Retype the records below exactly as they appear, but leave out any pictures.

**RECORD SET**:
=-=-=
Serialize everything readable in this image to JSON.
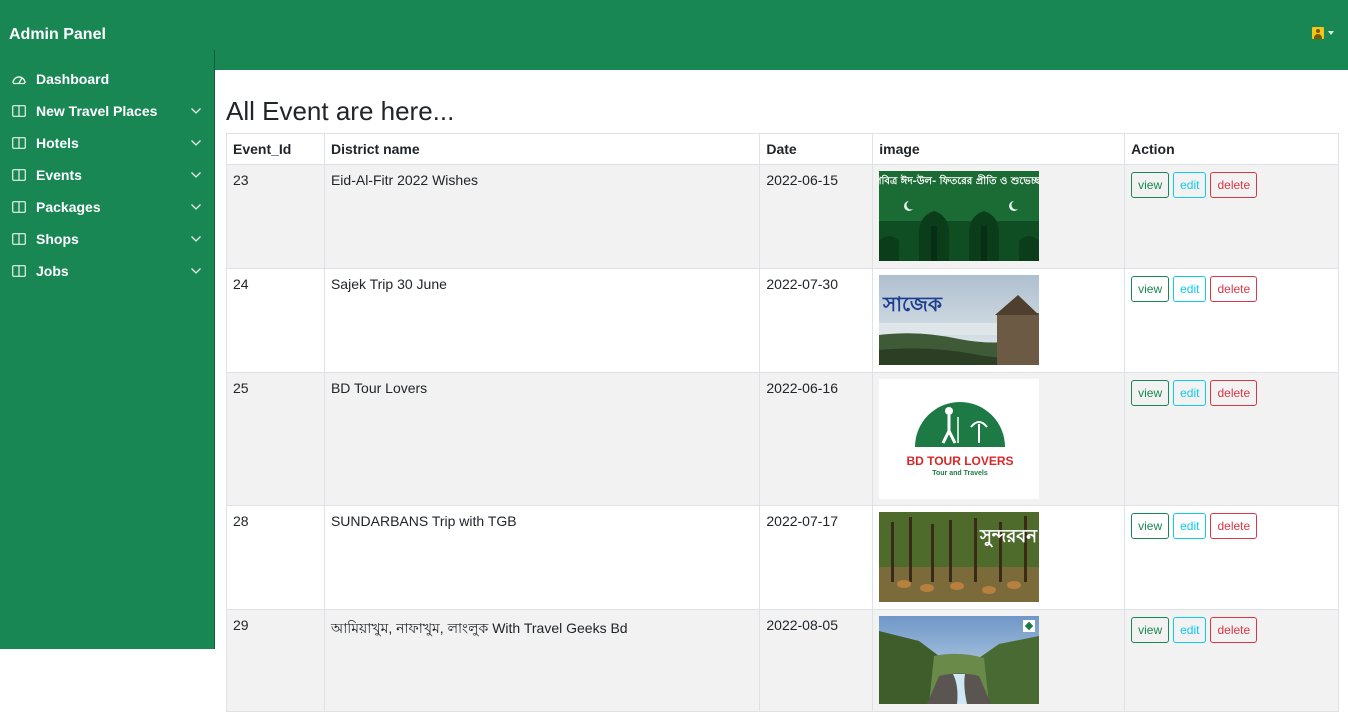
{
  "brand": "Admin Panel",
  "nav": [
    {
      "label": "Dashboard",
      "icon": "dashboard-icon",
      "expandable": false
    },
    {
      "label": "New Travel Places",
      "icon": "columns-icon",
      "expandable": true
    },
    {
      "label": "Hotels",
      "icon": "columns-icon",
      "expandable": true
    },
    {
      "label": "Events",
      "icon": "columns-icon",
      "expandable": true
    },
    {
      "label": "Packages",
      "icon": "columns-icon",
      "expandable": true
    },
    {
      "label": "Shops",
      "icon": "columns-icon",
      "expandable": true
    },
    {
      "label": "Jobs",
      "icon": "columns-icon",
      "expandable": true
    }
  ],
  "page_title": "All Event are here...",
  "table": {
    "headers": [
      "Event_Id",
      "District name",
      "Date",
      "image",
      "Action"
    ],
    "rows": [
      {
        "id": "23",
        "name": "Eid-Al-Fitr 2022 Wishes",
        "date": "2022-06-15",
        "image_text": "পবিত্র ঈদ-উল- ফিতরের প্রীতি ও শুভেচ্ছা"
      },
      {
        "id": "24",
        "name": "Sajek Trip 30 June",
        "date": "2022-07-30",
        "image_text": "সাজেক"
      },
      {
        "id": "25",
        "name": "BD Tour Lovers",
        "date": "2022-06-16",
        "image_text": "BD TOUR LOVERS",
        "image_subtext": "Tour and Travels"
      },
      {
        "id": "28",
        "name": "SUNDARBANS Trip with TGB",
        "date": "2022-07-17",
        "image_text": "সুন্দরবন"
      },
      {
        "id": "29",
        "name": "আমিয়াখুম, নাফাখুম, লাংলুক With Travel Geeks Bd",
        "date": "2022-08-05",
        "image_text": ""
      }
    ],
    "actions": {
      "view": "view",
      "edit": "edit",
      "delete": "delete"
    }
  },
  "colors": {
    "primary": "#198754",
    "info": "#0dcaf0",
    "danger": "#dc3545"
  }
}
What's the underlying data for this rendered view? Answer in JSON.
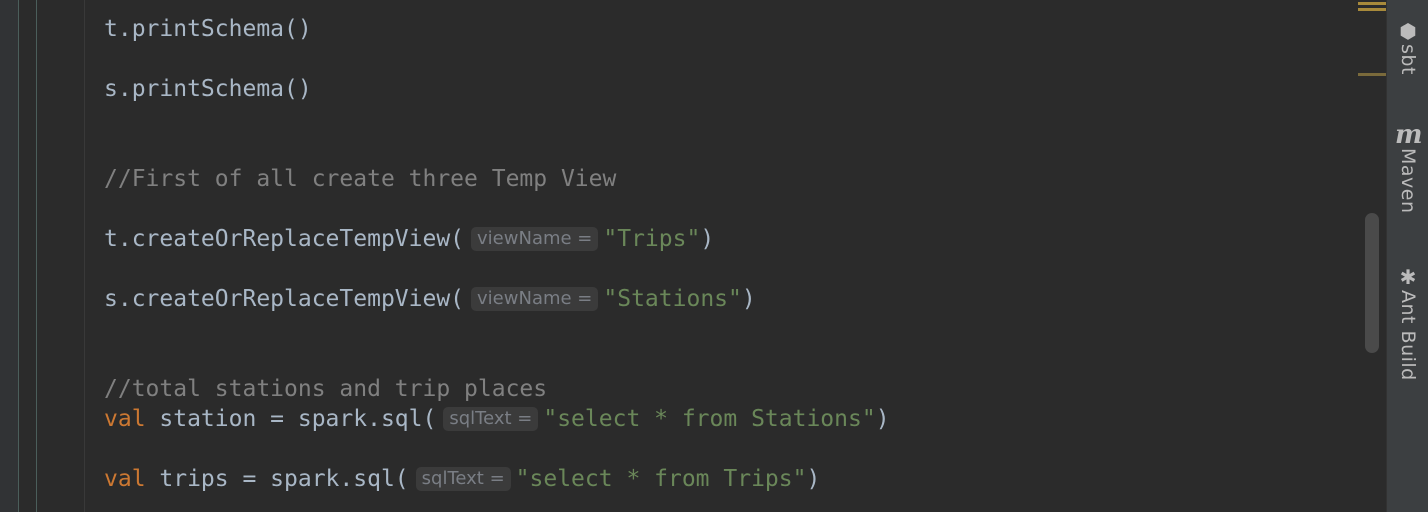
{
  "editor": {
    "lines": [
      {
        "kind": "plain",
        "text": "t.printSchema()"
      },
      {
        "kind": "plain",
        "text": "s.printSchema()"
      },
      {
        "kind": "comment",
        "text": "//First of all create three Temp View"
      },
      {
        "kind": "call_hint",
        "prefix": "t.createOrReplaceTempView(",
        "hint": "viewName =",
        "arg": "\"Trips\"",
        "suffix": ")"
      },
      {
        "kind": "call_hint",
        "prefix": "s.createOrReplaceTempView(",
        "hint": "viewName =",
        "arg": "\"Stations\"",
        "suffix": ")"
      },
      {
        "kind": "comment",
        "text": "//total stations and trip places"
      },
      {
        "kind": "val_hint",
        "keyword": "val",
        "prefix": " station = spark.sql(",
        "hint": "sqlText =",
        "arg": "\"select * from Stations\"",
        "suffix": ")"
      },
      {
        "kind": "val_hint",
        "keyword": "val",
        "prefix": " trips = spark.sql(",
        "hint": "sqlText =",
        "arg": "\"select * from Trips\"",
        "suffix": ")"
      }
    ]
  },
  "tool_windows": [
    {
      "icon": "sbt-icon",
      "glyph": "⬢",
      "label": "sbt"
    },
    {
      "icon": "maven-icon",
      "glyph": "m",
      "label": "Maven"
    },
    {
      "icon": "ant-icon",
      "glyph": "✱",
      "label": "Ant Build"
    }
  ],
  "colors": {
    "background": "#2b2b2b",
    "text": "#a9b7c6",
    "comment": "#808080",
    "keyword": "#cc7832",
    "string": "#6a8759",
    "hint": "#7a7e85"
  }
}
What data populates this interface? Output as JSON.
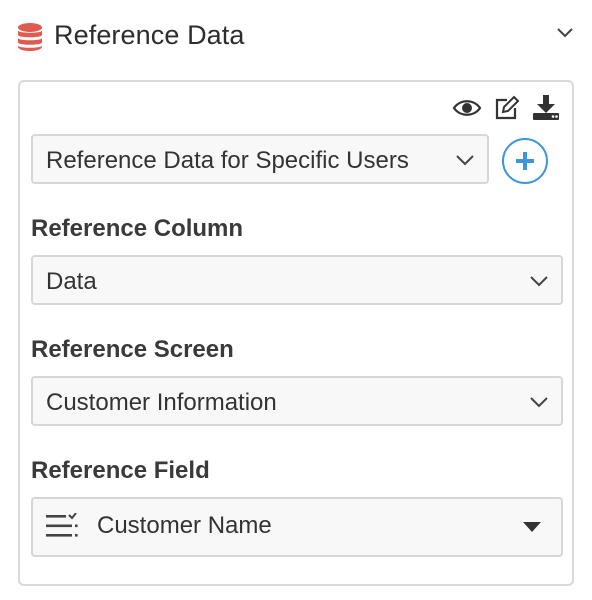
{
  "header": {
    "title": "Reference Data",
    "icon": "database-icon",
    "icon_color": "#e05a4f",
    "collapse_icon": "chevron-down-icon"
  },
  "panel": {
    "toolbar": {
      "icons": [
        "eye-icon",
        "edit-icon",
        "download-icon"
      ]
    },
    "dataset_select": {
      "value": "Reference Data for Specific Users"
    },
    "add_button": {
      "icon": "plus-icon",
      "color": "#3f95d8"
    },
    "reference_column": {
      "label": "Reference Column",
      "value": "Data"
    },
    "reference_screen": {
      "label": "Reference Screen",
      "value": "Customer Information"
    },
    "reference_field": {
      "label": "Reference Field",
      "value": "Customer Name",
      "icon": "field-list-icon"
    }
  }
}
=-=-=
**WRITTEN RESPONSE**:
Serialize everything readable in this image to JSON.
{
  "brand": "Admin Panel",
  "nav": [
    {
      "label": "Dashboard",
      "icon": "dashboard-icon",
      "expandable": false
    },
    {
      "label": "New Travel Places",
      "icon": "columns-icon",
      "expandable": true
    },
    {
      "label": "Hotels",
      "icon": "columns-icon",
      "expandable": true
    },
    {
      "label": "Events",
      "icon": "columns-icon",
      "expandable": true
    },
    {
      "label": "Packages",
      "icon": "columns-icon",
      "expandable": true
    },
    {
      "label": "Shops",
      "icon": "columns-icon",
      "expandable": true
    },
    {
      "label": "Jobs",
      "icon": "columns-icon",
      "expandable": true
    }
  ],
  "page_title": "All Event are here...",
  "table": {
    "headers": [
      "Event_Id",
      "District name",
      "Date",
      "image",
      "Action"
    ],
    "rows": [
      {
        "id": "23",
        "name": "Eid-Al-Fitr 2022 Wishes",
        "date": "2022-06-15",
        "image_text": "পবিত্র ঈদ-উল- ফিতরের প্রীতি ও শুভেচ্ছা"
      },
      {
        "id": "24",
        "name": "Sajek Trip 30 June",
        "date": "2022-07-30",
        "image_text": "সাজেক"
      },
      {
        "id": "25",
        "name": "BD Tour Lovers",
        "date": "2022-06-16",
        "image_text": "BD TOUR LOVERS",
        "image_subtext": "Tour and Travels"
      },
      {
        "id": "28",
        "name": "SUNDARBANS Trip with TGB",
        "date": "2022-07-17",
        "image_text": "সুন্দরবন"
      },
      {
        "id": "29",
        "name": "আমিয়াখুম, নাফাখুম, লাংলুক With Travel Geeks Bd",
        "date": "2022-08-05",
        "image_text": ""
      }
    ],
    "actions": {
      "view": "view",
      "edit": "edit",
      "delete": "delete"
    }
  },
  "colors": {
    "primary": "#198754",
    "info": "#0dcaf0",
    "danger": "#dc3545"
  }
}
What's the underlying data for this rendered view? Answer in JSON.
{
  "editor": {
    "lines": [
      {
        "kind": "plain",
        "text": "t.printSchema()"
      },
      {
        "kind": "plain",
        "text": "s.printSchema()"
      },
      {
        "kind": "comment",
        "text": "//First of all create three Temp View"
      },
      {
        "kind": "call_hint",
        "prefix": "t.createOrReplaceTempView(",
        "hint": "viewName =",
        "arg": "\"Trips\"",
        "suffix": ")"
      },
      {
        "kind": "call_hint",
        "prefix": "s.createOrReplaceTempView(",
        "hint": "viewName =",
        "arg": "\"Stations\"",
        "suffix": ")"
      },
      {
        "kind": "comment",
        "text": "//total stations and trip places"
      },
      {
        "kind": "val_hint",
        "keyword": "val",
        "prefix": " station = spark.sql(",
        "hint": "sqlText =",
        "arg": "\"select * from Stations\"",
        "suffix": ")"
      },
      {
        "kind": "val_hint",
        "keyword": "val",
        "prefix": " trips = spark.sql(",
        "hint": "sqlText =",
        "arg": "\"select * from Trips\"",
        "suffix": ")"
      }
    ]
  },
  "tool_windows": [
    {
      "icon": "sbt-icon",
      "glyph": "⬢",
      "label": "sbt"
    },
    {
      "icon": "maven-icon",
      "glyph": "m",
      "label": "Maven"
    },
    {
      "icon": "ant-icon",
      "glyph": "✱",
      "label": "Ant Build"
    }
  ],
  "colors": {
    "background": "#2b2b2b",
    "text": "#a9b7c6",
    "comment": "#808080",
    "keyword": "#cc7832",
    "string": "#6a8759",
    "hint": "#7a7e85"
  }
}
What data populates this interface? Output as JSON.
{
  "header": {
    "title": "Reference Data",
    "icon": "database-icon",
    "icon_color": "#e05a4f",
    "collapse_icon": "chevron-down-icon"
  },
  "panel": {
    "toolbar": {
      "icons": [
        "eye-icon",
        "edit-icon",
        "download-icon"
      ]
    },
    "dataset_select": {
      "value": "Reference Data for Specific Users"
    },
    "add_button": {
      "icon": "plus-icon",
      "color": "#3f95d8"
    },
    "reference_column": {
      "label": "Reference Column",
      "value": "Data"
    },
    "reference_screen": {
      "label": "Reference Screen",
      "value": "Customer Information"
    },
    "reference_field": {
      "label": "Reference Field",
      "value": "Customer Name",
      "icon": "field-list-icon"
    }
  }
}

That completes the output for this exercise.